Requirement: Every record below is to be retyped exactly.

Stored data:
************

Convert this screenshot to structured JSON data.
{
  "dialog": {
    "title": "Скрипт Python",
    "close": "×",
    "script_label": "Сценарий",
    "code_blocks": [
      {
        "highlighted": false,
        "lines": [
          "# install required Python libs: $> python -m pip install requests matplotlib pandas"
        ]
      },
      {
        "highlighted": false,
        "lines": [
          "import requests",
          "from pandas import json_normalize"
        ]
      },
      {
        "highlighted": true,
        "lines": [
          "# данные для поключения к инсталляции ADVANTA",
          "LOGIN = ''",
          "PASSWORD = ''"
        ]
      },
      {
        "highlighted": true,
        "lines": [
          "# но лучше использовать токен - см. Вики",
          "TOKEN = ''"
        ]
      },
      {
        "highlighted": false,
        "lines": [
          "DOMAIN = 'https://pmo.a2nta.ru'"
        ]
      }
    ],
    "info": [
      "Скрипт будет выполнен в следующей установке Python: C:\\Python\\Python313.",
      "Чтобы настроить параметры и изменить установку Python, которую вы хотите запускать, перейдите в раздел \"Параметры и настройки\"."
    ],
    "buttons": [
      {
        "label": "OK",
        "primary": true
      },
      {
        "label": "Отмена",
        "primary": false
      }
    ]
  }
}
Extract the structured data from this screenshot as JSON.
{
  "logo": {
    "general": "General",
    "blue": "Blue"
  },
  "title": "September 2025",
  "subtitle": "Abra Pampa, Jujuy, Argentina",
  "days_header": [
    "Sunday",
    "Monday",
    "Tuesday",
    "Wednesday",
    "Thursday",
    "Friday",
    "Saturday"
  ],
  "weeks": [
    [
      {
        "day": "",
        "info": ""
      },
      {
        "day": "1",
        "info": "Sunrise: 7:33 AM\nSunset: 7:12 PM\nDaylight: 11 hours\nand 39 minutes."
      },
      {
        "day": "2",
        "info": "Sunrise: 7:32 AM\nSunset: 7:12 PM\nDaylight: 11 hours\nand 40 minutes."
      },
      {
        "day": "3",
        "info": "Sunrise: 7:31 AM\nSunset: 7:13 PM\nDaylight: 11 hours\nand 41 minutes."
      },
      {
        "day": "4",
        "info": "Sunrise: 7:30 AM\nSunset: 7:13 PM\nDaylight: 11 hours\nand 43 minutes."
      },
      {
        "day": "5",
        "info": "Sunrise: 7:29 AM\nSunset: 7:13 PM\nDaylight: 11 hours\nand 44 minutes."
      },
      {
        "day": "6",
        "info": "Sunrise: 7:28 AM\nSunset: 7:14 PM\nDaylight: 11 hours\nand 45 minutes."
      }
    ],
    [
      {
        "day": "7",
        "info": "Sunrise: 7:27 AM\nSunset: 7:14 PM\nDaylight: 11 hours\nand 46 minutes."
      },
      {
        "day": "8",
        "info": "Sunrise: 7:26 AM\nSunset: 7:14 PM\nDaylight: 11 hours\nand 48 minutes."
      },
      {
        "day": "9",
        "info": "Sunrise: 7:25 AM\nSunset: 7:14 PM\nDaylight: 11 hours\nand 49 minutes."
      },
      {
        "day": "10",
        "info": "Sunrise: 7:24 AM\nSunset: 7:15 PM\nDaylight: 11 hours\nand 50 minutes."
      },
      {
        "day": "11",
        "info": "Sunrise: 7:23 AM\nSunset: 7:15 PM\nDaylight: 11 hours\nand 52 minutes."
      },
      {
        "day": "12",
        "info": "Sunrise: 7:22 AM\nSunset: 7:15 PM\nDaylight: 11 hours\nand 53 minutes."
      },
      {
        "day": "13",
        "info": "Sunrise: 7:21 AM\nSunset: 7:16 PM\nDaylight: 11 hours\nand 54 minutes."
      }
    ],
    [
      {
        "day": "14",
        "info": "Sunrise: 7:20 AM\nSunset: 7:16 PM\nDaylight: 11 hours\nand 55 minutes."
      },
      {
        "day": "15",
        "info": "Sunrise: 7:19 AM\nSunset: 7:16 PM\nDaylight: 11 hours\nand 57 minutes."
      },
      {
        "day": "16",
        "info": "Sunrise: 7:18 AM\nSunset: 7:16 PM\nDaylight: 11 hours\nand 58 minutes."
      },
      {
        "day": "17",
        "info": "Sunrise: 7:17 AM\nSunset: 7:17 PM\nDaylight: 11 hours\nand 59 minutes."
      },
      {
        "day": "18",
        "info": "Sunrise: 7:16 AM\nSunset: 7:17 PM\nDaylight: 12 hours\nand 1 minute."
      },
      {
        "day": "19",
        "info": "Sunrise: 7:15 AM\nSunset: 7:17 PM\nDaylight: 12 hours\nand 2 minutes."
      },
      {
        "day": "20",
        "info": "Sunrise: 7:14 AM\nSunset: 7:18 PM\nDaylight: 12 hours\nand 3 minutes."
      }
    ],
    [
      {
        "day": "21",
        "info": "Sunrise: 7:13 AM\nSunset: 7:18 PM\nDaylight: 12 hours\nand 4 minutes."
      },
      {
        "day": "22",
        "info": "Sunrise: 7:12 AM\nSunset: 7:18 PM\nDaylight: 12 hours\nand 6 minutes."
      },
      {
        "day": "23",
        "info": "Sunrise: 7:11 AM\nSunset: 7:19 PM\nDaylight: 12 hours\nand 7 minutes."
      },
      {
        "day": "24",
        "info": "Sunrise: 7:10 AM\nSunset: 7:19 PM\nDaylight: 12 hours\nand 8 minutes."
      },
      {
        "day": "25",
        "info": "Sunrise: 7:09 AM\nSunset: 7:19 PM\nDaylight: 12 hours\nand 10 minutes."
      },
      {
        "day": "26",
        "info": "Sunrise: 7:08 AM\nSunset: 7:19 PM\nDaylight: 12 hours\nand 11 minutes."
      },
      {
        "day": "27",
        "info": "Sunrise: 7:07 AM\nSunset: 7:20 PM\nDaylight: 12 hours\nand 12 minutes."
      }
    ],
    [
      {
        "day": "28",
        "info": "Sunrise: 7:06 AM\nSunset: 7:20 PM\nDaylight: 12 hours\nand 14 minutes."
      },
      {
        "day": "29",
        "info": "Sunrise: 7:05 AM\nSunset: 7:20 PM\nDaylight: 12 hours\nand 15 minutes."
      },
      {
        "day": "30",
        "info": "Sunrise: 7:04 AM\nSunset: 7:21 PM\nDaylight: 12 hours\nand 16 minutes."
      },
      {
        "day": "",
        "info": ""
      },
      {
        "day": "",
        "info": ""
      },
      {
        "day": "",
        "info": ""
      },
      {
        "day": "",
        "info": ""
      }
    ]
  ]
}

************

The result:
Convert this screenshot to structured JSON data.
{
  "dialog": {
    "title": "Скрипт Python",
    "close": "×",
    "script_label": "Сценарий",
    "code_blocks": [
      {
        "highlighted": false,
        "lines": [
          "# install required Python libs: $> python -m pip install requests matplotlib pandas"
        ]
      },
      {
        "highlighted": false,
        "lines": [
          "import requests",
          "from pandas import json_normalize"
        ]
      },
      {
        "highlighted": true,
        "lines": [
          "# данные для поключения к инсталляции ADVANTA",
          "LOGIN = ''",
          "PASSWORD = ''"
        ]
      },
      {
        "highlighted": true,
        "lines": [
          "# но лучше использовать токен - см. Вики",
          "TOKEN = ''"
        ]
      },
      {
        "highlighted": false,
        "lines": [
          "DOMAIN = 'https://pmo.a2nta.ru'"
        ]
      }
    ],
    "info": [
      "Скрипт будет выполнен в следующей установке Python: C:\\Python\\Python313.",
      "Чтобы настроить параметры и изменить установку Python, которую вы хотите запускать, перейдите в раздел \"Параметры и настройки\"."
    ],
    "buttons": [
      {
        "label": "OK",
        "primary": true
      },
      {
        "label": "Отмена",
        "primary": false
      }
    ]
  }
}
Extract the structured data from this screenshot as JSON.
{
  "logo": {
    "general": "General",
    "blue": "Blue"
  },
  "title": "September 2025",
  "subtitle": "Abra Pampa, Jujuy, Argentina",
  "days_header": [
    "Sunday",
    "Monday",
    "Tuesday",
    "Wednesday",
    "Thursday",
    "Friday",
    "Saturday"
  ],
  "weeks": [
    [
      {
        "day": "",
        "info": ""
      },
      {
        "day": "1",
        "info": "Sunrise: 7:33 AM\nSunset: 7:12 PM\nDaylight: 11 hours\nand 39 minutes."
      },
      {
        "day": "2",
        "info": "Sunrise: 7:32 AM\nSunset: 7:12 PM\nDaylight: 11 hours\nand 40 minutes."
      },
      {
        "day": "3",
        "info": "Sunrise: 7:31 AM\nSunset: 7:13 PM\nDaylight: 11 hours\nand 41 minutes."
      },
      {
        "day": "4",
        "info": "Sunrise: 7:30 AM\nSunset: 7:13 PM\nDaylight: 11 hours\nand 43 minutes."
      },
      {
        "day": "5",
        "info": "Sunrise: 7:29 AM\nSunset: 7:13 PM\nDaylight: 11 hours\nand 44 minutes."
      },
      {
        "day": "6",
        "info": "Sunrise: 7:28 AM\nSunset: 7:14 PM\nDaylight: 11 hours\nand 45 minutes."
      }
    ],
    [
      {
        "day": "7",
        "info": "Sunrise: 7:27 AM\nSunset: 7:14 PM\nDaylight: 11 hours\nand 46 minutes."
      },
      {
        "day": "8",
        "info": "Sunrise: 7:26 AM\nSunset: 7:14 PM\nDaylight: 11 hours\nand 48 minutes."
      },
      {
        "day": "9",
        "info": "Sunrise: 7:25 AM\nSunset: 7:14 PM\nDaylight: 11 hours\nand 49 minutes."
      },
      {
        "day": "10",
        "info": "Sunrise: 7:24 AM\nSunset: 7:15 PM\nDaylight: 11 hours\nand 50 minutes."
      },
      {
        "day": "11",
        "info": "Sunrise: 7:23 AM\nSunset: 7:15 PM\nDaylight: 11 hours\nand 52 minutes."
      },
      {
        "day": "12",
        "info": "Sunrise: 7:22 AM\nSunset: 7:15 PM\nDaylight: 11 hours\nand 53 minutes."
      },
      {
        "day": "13",
        "info": "Sunrise: 7:21 AM\nSunset: 7:16 PM\nDaylight: 11 hours\nand 54 minutes."
      }
    ],
    [
      {
        "day": "14",
        "info": "Sunrise: 7:20 AM\nSunset: 7:16 PM\nDaylight: 11 hours\nand 55 minutes."
      },
      {
        "day": "15",
        "info": "Sunrise: 7:19 AM\nSunset: 7:16 PM\nDaylight: 11 hours\nand 57 minutes."
      },
      {
        "day": "16",
        "info": "Sunrise: 7:18 AM\nSunset: 7:16 PM\nDaylight: 11 hours\nand 58 minutes."
      },
      {
        "day": "17",
        "info": "Sunrise: 7:17 AM\nSunset: 7:17 PM\nDaylight: 11 hours\nand 59 minutes."
      },
      {
        "day": "18",
        "info": "Sunrise: 7:16 AM\nSunset: 7:17 PM\nDaylight: 12 hours\nand 1 minute."
      },
      {
        "day": "19",
        "info": "Sunrise: 7:15 AM\nSunset: 7:17 PM\nDaylight: 12 hours\nand 2 minutes."
      },
      {
        "day": "20",
        "info": "Sunrise: 7:14 AM\nSunset: 7:18 PM\nDaylight: 12 hours\nand 3 minutes."
      }
    ],
    [
      {
        "day": "21",
        "info": "Sunrise: 7:13 AM\nSunset: 7:18 PM\nDaylight: 12 hours\nand 4 minutes."
      },
      {
        "day": "22",
        "info": "Sunrise: 7:12 AM\nSunset: 7:18 PM\nDaylight: 12 hours\nand 6 minutes."
      },
      {
        "day": "23",
        "info": "Sunrise: 7:11 AM\nSunset: 7:19 PM\nDaylight: 12 hours\nand 7 minutes."
      },
      {
        "day": "24",
        "info": "Sunrise: 7:10 AM\nSunset: 7:19 PM\nDaylight: 12 hours\nand 8 minutes."
      },
      {
        "day": "25",
        "info": "Sunrise: 7:09 AM\nSunset: 7:19 PM\nDaylight: 12 hours\nand 10 minutes."
      },
      {
        "day": "26",
        "info": "Sunrise: 7:08 AM\nSunset: 7:19 PM\nDaylight: 12 hours\nand 11 minutes."
      },
      {
        "day": "27",
        "info": "Sunrise: 7:07 AM\nSunset: 7:20 PM\nDaylight: 12 hours\nand 12 minutes."
      }
    ],
    [
      {
        "day": "28",
        "info": "Sunrise: 7:06 AM\nSunset: 7:20 PM\nDaylight: 12 hours\nand 14 minutes."
      },
      {
        "day": "29",
        "info": "Sunrise: 7:05 AM\nSunset: 7:20 PM\nDaylight: 12 hours\nand 15 minutes."
      },
      {
        "day": "30",
        "info": "Sunrise: 7:04 AM\nSunset: 7:21 PM\nDaylight: 12 hours\nand 16 minutes."
      },
      {
        "day": "",
        "info": ""
      },
      {
        "day": "",
        "info": ""
      },
      {
        "day": "",
        "info": ""
      },
      {
        "day": "",
        "info": ""
      }
    ]
  ]
}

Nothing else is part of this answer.